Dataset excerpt
[start]

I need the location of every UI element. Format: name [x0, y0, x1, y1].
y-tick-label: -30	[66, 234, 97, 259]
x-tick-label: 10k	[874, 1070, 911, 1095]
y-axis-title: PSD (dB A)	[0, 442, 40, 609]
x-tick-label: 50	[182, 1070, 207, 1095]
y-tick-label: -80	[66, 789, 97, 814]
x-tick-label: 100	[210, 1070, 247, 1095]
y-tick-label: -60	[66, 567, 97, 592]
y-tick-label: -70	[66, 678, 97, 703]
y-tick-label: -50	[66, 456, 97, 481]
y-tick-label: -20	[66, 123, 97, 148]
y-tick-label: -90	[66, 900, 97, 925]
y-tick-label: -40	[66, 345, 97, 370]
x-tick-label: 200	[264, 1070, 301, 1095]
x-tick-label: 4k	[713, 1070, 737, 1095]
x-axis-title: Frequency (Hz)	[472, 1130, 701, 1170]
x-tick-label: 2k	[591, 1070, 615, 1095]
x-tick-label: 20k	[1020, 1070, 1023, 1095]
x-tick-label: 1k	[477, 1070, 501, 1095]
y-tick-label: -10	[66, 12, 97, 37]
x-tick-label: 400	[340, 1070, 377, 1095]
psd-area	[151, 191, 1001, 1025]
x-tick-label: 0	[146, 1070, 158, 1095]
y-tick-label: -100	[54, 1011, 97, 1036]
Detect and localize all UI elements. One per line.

[end]
[start]

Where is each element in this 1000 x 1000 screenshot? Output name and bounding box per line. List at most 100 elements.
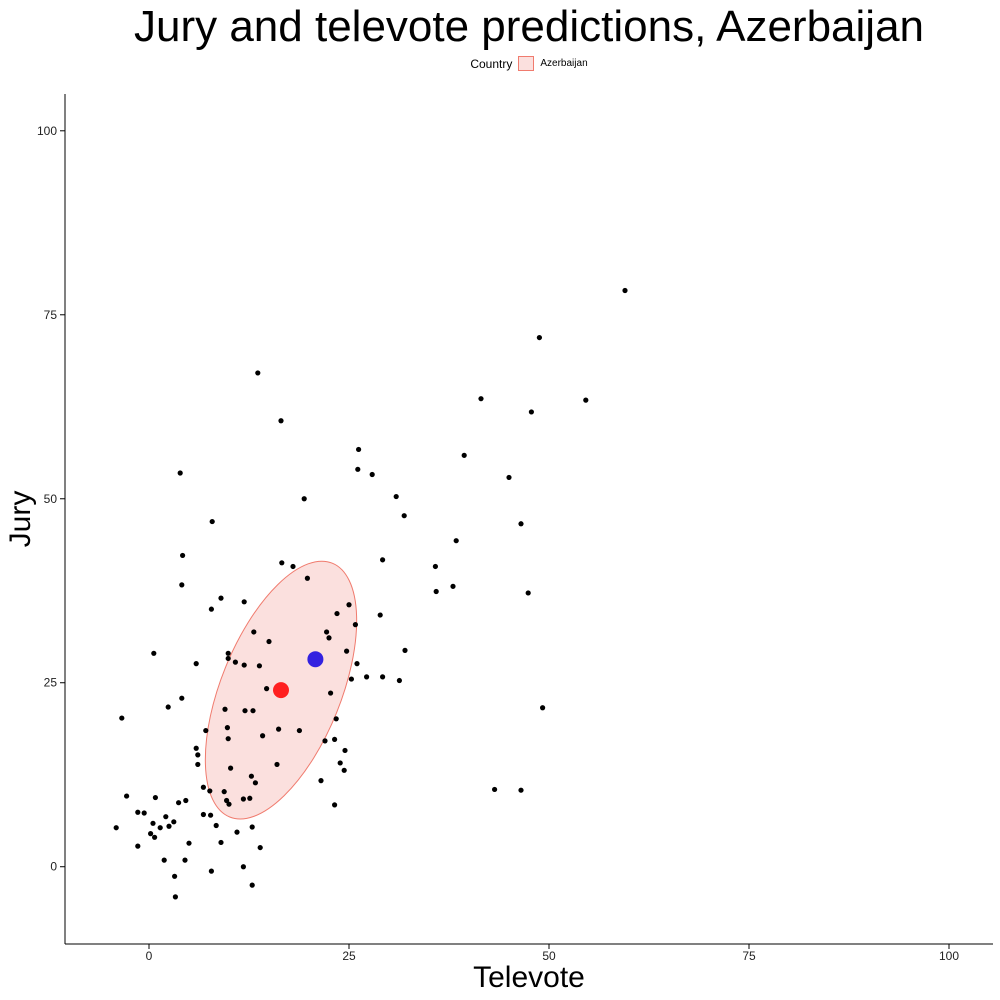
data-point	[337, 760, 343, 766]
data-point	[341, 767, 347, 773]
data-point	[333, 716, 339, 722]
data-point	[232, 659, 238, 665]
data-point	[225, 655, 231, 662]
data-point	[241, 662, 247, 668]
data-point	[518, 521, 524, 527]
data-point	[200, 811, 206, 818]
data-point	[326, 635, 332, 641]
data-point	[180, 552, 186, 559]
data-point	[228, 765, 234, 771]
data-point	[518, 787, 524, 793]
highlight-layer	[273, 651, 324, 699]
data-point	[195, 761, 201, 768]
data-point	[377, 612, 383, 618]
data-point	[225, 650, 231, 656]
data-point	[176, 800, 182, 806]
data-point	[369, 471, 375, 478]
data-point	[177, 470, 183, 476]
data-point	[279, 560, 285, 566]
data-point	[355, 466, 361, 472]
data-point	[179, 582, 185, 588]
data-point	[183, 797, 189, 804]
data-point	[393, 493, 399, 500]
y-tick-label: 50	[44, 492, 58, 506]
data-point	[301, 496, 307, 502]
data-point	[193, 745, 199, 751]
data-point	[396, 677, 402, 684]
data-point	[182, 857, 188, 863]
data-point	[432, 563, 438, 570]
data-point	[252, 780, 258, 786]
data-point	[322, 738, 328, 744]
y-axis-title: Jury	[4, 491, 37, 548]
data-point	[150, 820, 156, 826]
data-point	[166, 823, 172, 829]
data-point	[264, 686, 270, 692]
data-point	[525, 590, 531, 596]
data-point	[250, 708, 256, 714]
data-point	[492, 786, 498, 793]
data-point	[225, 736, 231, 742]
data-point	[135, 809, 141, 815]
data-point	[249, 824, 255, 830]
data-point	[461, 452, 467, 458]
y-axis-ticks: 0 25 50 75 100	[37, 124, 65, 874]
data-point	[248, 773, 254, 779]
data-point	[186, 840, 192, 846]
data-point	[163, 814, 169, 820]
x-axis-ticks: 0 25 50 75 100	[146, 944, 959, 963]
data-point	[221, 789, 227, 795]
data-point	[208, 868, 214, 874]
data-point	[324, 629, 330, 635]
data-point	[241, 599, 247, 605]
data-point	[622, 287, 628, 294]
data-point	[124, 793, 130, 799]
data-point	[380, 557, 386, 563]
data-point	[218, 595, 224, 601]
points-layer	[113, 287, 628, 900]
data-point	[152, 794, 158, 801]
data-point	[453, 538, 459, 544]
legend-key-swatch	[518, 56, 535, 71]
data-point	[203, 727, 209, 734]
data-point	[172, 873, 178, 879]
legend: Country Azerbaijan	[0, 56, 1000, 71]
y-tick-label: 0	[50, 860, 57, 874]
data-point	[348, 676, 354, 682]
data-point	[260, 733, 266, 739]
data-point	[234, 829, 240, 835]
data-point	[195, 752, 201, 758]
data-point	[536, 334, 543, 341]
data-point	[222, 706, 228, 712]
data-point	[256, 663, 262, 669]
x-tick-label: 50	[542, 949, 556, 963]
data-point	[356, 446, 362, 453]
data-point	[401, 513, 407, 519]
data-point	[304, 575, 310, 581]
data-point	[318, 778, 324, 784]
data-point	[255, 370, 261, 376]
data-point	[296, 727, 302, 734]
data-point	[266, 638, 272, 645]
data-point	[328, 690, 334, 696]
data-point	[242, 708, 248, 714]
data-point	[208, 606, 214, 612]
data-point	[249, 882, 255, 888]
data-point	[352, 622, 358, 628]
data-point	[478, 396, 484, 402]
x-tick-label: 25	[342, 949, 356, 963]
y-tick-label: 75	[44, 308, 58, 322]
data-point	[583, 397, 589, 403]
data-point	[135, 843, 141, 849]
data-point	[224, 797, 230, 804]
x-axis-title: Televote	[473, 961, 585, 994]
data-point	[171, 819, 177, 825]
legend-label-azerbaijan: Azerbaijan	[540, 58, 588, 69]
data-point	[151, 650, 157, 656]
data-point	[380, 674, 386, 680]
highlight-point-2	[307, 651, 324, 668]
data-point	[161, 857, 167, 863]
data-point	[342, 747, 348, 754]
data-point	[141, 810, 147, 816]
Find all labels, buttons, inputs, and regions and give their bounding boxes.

[end]

Reproduce verbatim the records from the line containing "I need the location" through the line containing "Detect and localize", including both of those lines.

I need the location of every UI element. Format: name [x0, y0, x1, y1].
y-tick-label: -30	[66, 234, 97, 259]
x-tick-label: 10k	[874, 1070, 911, 1095]
y-axis-title: PSD (dB A)	[0, 442, 40, 609]
x-tick-label: 50	[182, 1070, 207, 1095]
y-tick-label: -80	[66, 789, 97, 814]
x-tick-label: 100	[210, 1070, 247, 1095]
y-tick-label: -60	[66, 567, 97, 592]
y-tick-label: -70	[66, 678, 97, 703]
y-tick-label: -50	[66, 456, 97, 481]
y-tick-label: -20	[66, 123, 97, 148]
y-tick-label: -90	[66, 900, 97, 925]
y-tick-label: -40	[66, 345, 97, 370]
x-tick-label: 200	[264, 1070, 301, 1095]
x-tick-label: 4k	[713, 1070, 737, 1095]
x-axis-title: Frequency (Hz)	[472, 1130, 701, 1170]
x-tick-label: 2k	[591, 1070, 615, 1095]
x-tick-label: 20k	[1020, 1070, 1023, 1095]
x-tick-label: 1k	[477, 1070, 501, 1095]
y-tick-label: -10	[66, 12, 97, 37]
x-tick-label: 400	[340, 1070, 377, 1095]
psd-area	[151, 191, 1001, 1025]
x-tick-label: 0	[146, 1070, 158, 1095]
y-tick-label: -100	[54, 1011, 97, 1036]
Detect and localize all UI elements. One per line.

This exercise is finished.